━━ WORKING DATA

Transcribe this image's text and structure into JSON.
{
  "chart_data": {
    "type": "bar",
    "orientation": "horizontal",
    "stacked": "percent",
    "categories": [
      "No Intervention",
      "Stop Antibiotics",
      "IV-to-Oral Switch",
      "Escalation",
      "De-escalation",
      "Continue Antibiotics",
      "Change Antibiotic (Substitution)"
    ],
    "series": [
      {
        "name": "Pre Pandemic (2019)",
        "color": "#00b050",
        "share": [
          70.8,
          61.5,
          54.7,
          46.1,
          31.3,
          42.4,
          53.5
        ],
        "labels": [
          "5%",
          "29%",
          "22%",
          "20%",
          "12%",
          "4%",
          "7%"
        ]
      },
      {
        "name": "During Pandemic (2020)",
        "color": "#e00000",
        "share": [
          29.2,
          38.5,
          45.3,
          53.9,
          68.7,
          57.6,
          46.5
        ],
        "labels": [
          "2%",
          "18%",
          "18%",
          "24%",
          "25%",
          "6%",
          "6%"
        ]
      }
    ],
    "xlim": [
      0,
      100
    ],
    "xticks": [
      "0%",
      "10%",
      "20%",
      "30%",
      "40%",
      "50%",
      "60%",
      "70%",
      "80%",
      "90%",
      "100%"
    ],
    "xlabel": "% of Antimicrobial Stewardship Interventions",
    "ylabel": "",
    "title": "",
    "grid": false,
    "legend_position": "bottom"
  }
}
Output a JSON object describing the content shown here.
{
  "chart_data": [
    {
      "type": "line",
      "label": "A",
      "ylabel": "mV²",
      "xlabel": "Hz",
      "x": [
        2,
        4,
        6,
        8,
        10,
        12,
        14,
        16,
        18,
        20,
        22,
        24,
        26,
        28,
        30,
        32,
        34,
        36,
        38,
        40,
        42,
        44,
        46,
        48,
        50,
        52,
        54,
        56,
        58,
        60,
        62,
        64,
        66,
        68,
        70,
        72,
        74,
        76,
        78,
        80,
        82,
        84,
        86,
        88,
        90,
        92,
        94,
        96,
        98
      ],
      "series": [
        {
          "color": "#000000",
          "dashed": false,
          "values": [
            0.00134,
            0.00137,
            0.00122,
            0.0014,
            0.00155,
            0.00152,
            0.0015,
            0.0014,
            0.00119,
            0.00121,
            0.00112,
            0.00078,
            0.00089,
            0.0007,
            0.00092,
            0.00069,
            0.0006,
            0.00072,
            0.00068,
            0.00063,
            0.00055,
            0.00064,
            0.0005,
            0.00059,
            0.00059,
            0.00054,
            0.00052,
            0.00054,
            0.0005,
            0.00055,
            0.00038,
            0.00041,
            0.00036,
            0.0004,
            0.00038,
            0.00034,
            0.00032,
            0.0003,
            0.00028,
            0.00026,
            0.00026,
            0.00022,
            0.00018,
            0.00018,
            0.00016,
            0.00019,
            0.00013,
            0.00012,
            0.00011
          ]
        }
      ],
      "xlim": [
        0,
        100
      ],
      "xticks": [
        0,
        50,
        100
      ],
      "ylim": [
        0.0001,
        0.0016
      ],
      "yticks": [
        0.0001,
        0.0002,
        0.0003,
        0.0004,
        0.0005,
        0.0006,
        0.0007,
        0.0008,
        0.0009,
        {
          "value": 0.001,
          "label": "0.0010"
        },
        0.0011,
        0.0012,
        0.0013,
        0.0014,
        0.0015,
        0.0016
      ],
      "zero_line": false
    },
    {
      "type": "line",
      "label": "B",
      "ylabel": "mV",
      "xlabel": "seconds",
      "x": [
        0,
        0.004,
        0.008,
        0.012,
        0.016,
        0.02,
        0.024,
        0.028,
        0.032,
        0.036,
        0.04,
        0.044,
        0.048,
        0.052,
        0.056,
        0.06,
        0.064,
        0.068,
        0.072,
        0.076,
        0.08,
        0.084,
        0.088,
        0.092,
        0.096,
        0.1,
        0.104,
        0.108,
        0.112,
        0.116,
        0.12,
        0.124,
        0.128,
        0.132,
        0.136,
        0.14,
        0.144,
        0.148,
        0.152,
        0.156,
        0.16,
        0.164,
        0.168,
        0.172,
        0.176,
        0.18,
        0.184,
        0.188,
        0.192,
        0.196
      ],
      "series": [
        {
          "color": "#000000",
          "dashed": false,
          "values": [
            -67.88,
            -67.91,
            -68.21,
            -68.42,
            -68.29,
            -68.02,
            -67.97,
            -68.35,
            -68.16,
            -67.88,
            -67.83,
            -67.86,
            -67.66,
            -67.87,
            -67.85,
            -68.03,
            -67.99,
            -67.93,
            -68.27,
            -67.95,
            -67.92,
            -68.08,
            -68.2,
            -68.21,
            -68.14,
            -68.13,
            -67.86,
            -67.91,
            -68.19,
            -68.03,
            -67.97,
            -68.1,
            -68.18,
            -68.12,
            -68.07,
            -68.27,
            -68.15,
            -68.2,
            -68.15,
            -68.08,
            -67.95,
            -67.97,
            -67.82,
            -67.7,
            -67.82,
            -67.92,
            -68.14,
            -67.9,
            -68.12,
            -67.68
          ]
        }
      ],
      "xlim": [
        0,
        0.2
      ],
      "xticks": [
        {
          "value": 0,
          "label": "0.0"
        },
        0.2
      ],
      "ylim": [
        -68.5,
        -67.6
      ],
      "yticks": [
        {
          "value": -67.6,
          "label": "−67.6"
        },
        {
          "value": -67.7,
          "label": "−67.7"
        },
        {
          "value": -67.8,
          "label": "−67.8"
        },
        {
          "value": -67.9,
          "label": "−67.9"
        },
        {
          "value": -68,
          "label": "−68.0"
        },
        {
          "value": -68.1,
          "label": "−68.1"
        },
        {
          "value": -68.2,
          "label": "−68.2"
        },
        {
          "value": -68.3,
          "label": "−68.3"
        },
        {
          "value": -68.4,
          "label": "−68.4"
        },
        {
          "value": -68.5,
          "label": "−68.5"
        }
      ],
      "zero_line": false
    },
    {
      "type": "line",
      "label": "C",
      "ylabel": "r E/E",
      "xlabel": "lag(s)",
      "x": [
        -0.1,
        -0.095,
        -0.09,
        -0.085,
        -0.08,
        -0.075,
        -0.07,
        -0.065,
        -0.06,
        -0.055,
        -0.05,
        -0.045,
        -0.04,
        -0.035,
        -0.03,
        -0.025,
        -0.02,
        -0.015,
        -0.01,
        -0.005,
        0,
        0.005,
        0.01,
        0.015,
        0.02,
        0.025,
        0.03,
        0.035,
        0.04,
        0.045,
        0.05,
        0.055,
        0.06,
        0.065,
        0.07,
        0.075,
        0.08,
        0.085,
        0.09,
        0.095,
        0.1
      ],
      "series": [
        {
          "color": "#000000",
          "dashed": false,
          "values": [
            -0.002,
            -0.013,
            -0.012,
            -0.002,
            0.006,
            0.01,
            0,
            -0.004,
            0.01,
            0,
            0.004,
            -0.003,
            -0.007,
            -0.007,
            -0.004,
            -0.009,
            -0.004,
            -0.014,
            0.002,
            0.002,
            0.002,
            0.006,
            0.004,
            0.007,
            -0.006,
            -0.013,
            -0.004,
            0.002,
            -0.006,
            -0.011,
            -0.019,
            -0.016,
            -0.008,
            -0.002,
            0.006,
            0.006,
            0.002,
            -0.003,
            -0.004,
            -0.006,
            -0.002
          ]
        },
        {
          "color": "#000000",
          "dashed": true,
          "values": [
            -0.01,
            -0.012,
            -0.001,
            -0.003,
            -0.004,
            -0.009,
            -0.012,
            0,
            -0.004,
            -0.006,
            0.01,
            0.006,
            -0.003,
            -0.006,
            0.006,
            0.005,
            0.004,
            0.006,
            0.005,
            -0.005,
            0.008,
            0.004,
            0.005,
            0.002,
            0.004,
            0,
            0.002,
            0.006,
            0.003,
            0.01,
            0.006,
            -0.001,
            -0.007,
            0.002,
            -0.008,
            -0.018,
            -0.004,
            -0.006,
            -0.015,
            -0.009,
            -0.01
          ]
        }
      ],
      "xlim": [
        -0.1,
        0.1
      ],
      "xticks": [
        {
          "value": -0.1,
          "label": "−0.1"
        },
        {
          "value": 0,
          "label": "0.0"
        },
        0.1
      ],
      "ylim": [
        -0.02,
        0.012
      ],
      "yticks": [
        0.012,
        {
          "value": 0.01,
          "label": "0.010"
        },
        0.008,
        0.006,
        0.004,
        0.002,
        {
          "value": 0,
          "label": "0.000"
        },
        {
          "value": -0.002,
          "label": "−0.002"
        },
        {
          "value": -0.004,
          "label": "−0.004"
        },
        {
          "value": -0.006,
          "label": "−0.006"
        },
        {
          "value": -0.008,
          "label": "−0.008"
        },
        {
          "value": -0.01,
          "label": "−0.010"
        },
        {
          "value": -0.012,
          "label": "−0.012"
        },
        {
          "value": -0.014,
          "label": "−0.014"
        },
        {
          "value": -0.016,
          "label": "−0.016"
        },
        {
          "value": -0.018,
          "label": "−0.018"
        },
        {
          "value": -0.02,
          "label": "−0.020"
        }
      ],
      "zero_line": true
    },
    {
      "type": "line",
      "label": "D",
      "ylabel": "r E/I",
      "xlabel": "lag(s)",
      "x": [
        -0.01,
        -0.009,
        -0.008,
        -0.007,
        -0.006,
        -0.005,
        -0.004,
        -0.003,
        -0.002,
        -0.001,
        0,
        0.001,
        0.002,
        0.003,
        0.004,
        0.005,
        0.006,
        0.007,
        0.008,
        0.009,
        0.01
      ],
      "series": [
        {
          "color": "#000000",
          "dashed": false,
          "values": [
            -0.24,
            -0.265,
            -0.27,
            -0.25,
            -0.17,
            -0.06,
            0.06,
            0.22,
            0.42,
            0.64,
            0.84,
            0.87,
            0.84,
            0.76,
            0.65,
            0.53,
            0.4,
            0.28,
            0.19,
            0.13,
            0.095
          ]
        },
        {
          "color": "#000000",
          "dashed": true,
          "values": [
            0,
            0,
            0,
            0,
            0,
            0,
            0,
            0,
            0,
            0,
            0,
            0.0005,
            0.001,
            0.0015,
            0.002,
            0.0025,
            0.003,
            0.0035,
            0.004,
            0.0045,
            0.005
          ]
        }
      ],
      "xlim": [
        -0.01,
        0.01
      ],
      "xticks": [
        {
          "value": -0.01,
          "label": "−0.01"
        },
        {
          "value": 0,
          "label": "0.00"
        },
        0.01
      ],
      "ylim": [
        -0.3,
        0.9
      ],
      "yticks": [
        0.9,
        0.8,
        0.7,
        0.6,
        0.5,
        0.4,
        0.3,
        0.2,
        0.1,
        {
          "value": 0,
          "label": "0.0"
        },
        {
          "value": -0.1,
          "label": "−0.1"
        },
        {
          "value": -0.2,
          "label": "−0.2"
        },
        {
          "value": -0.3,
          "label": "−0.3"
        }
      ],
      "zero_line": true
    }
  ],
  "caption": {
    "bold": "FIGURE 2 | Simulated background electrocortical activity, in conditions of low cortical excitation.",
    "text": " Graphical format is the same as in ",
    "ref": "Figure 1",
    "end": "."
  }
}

━━━━

WRITTEN INSTRUCTION:
Look through the data and show every line containing "Pandemic".

SOLUTION TO THE EXERCISE:
        "name": "Pre Pandemic (2019)",
        "name": "During Pandemic (2020)",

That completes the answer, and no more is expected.